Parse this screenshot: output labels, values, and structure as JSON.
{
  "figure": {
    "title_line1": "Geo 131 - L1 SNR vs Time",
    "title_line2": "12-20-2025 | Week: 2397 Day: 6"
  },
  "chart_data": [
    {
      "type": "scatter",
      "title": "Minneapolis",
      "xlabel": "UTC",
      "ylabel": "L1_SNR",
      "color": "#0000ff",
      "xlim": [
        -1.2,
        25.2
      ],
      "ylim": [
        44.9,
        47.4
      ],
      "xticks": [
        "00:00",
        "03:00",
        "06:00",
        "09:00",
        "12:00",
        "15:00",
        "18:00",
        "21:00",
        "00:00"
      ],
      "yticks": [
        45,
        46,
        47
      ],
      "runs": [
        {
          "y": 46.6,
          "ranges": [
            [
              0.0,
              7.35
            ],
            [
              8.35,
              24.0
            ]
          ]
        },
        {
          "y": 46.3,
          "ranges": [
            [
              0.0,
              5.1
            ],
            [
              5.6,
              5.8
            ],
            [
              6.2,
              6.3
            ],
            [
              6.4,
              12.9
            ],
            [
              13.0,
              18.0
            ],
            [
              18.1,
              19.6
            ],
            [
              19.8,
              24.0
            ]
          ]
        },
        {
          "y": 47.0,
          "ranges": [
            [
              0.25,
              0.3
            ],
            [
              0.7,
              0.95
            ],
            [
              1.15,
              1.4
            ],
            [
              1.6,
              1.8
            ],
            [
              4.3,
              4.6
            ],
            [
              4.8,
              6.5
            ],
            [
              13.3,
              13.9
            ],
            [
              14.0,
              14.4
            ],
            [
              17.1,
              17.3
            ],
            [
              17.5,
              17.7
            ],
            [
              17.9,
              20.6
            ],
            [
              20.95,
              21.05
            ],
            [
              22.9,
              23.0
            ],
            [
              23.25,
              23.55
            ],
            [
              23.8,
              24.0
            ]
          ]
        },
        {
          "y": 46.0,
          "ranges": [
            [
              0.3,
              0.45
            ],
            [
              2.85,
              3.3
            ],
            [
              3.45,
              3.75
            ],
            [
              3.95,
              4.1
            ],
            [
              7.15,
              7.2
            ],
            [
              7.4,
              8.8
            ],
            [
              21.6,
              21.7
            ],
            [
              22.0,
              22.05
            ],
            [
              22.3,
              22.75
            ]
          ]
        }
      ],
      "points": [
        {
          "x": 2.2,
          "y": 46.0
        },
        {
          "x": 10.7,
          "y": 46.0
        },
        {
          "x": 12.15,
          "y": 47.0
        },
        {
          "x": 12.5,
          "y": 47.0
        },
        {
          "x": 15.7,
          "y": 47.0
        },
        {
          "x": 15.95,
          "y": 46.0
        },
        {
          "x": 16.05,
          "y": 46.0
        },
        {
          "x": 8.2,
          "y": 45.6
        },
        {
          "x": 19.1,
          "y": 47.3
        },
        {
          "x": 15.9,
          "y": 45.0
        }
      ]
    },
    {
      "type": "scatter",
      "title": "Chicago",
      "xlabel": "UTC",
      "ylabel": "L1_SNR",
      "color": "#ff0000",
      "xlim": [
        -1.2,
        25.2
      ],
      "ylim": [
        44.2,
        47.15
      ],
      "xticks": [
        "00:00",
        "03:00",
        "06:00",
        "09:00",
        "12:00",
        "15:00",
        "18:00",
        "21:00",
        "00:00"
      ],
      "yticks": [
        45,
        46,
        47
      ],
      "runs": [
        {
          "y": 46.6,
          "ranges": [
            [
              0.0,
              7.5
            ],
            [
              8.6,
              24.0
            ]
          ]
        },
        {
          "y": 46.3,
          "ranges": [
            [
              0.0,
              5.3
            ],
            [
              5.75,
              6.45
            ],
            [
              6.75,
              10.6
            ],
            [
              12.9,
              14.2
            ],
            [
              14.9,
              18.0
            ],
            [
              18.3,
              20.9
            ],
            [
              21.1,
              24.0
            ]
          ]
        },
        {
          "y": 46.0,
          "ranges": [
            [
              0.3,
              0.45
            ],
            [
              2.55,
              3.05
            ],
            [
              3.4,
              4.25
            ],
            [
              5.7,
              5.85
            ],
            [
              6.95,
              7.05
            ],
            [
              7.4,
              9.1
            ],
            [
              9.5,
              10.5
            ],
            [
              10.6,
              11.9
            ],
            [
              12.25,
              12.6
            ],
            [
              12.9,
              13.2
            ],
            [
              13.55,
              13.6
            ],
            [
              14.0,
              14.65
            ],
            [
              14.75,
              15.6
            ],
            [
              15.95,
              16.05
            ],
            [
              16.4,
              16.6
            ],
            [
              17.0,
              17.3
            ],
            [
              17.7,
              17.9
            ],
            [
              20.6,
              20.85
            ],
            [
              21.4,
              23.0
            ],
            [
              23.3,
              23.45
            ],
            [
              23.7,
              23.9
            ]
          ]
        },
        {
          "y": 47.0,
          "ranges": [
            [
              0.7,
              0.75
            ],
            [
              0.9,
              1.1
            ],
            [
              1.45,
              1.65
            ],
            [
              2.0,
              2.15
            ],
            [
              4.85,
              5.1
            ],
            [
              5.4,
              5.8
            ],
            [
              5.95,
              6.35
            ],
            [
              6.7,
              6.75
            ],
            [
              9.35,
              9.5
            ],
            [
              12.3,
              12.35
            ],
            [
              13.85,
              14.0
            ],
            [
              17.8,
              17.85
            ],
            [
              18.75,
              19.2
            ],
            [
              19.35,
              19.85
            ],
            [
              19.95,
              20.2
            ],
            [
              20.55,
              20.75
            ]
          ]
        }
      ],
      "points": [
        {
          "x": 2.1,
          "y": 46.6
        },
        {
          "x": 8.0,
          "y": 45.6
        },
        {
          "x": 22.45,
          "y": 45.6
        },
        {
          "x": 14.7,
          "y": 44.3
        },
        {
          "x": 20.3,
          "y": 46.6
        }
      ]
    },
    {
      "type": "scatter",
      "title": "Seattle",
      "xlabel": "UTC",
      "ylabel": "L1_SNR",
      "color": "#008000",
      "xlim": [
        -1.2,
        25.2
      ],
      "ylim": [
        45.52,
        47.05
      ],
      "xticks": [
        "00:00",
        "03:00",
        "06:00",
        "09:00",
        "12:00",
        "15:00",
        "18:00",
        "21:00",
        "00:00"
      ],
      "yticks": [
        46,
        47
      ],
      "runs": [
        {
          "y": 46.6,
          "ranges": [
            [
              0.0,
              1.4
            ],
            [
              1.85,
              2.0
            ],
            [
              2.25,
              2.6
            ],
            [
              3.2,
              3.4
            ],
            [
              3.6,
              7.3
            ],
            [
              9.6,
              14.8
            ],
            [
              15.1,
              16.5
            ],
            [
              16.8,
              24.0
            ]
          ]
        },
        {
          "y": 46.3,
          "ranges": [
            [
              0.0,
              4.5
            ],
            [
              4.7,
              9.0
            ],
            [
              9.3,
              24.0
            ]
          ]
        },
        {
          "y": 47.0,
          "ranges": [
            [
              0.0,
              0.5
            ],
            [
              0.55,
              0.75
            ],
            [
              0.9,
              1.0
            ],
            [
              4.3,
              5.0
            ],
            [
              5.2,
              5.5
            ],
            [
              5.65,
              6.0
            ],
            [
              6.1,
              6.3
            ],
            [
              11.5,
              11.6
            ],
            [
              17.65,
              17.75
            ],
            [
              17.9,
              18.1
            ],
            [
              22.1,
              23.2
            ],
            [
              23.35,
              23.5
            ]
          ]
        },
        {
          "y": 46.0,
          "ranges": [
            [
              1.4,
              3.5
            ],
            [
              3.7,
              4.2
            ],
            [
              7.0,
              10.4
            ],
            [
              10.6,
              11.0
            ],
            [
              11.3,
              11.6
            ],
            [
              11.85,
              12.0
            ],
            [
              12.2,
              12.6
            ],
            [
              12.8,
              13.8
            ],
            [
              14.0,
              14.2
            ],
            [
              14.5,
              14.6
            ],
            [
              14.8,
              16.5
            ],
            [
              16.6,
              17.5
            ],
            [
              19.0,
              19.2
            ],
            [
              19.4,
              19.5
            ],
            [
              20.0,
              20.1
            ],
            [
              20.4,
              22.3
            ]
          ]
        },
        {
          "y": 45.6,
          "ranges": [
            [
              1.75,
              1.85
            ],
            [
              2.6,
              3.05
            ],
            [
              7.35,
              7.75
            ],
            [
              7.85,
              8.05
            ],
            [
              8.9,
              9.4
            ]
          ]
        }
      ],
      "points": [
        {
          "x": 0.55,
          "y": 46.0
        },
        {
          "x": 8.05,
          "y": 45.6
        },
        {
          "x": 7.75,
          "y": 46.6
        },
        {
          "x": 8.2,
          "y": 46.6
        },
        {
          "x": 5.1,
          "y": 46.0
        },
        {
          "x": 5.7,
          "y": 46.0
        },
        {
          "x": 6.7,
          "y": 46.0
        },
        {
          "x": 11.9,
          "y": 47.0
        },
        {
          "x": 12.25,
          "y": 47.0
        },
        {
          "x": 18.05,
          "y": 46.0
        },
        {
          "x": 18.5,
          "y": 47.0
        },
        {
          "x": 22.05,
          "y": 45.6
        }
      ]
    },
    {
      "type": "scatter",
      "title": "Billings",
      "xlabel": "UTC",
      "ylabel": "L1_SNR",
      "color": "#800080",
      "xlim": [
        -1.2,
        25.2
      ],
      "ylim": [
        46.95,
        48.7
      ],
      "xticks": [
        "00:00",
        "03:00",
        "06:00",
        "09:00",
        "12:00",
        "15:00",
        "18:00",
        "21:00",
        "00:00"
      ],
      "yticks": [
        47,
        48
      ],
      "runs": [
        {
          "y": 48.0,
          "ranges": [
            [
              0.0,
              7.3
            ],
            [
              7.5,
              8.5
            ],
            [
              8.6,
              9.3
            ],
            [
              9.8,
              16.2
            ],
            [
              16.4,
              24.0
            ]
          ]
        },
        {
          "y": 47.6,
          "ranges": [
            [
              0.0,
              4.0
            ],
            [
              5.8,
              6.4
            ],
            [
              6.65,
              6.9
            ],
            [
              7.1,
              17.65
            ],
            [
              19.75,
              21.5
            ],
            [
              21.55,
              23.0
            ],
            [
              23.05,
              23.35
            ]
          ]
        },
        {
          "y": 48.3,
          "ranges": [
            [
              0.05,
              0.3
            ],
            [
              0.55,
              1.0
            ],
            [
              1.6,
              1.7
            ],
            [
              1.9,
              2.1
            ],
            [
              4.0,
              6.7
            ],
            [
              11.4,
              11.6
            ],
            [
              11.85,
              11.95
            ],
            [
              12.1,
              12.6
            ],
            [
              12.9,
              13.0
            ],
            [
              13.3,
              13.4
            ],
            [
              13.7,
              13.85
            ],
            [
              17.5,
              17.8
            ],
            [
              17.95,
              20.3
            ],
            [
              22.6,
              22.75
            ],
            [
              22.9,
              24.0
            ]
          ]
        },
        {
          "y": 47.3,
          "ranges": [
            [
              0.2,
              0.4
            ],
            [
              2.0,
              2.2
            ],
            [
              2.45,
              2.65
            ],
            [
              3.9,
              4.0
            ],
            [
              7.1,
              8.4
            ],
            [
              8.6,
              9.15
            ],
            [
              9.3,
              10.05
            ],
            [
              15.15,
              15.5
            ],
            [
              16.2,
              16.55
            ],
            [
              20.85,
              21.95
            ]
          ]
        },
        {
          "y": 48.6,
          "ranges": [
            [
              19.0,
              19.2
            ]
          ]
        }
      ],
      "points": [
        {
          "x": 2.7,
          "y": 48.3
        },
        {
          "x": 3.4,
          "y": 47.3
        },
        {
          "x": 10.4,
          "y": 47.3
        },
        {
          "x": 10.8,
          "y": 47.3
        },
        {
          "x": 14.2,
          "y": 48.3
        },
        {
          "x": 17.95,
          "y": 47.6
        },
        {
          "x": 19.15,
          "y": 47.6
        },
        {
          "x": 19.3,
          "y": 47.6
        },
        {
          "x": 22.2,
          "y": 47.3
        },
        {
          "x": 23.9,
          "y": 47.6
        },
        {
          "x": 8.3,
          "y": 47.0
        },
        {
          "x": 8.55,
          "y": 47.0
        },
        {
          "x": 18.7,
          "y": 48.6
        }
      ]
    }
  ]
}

* _DO THIS_: Tally how many lines of the records hold the word "color". Answer with the number only.

* _FULL OUTPUT_: 4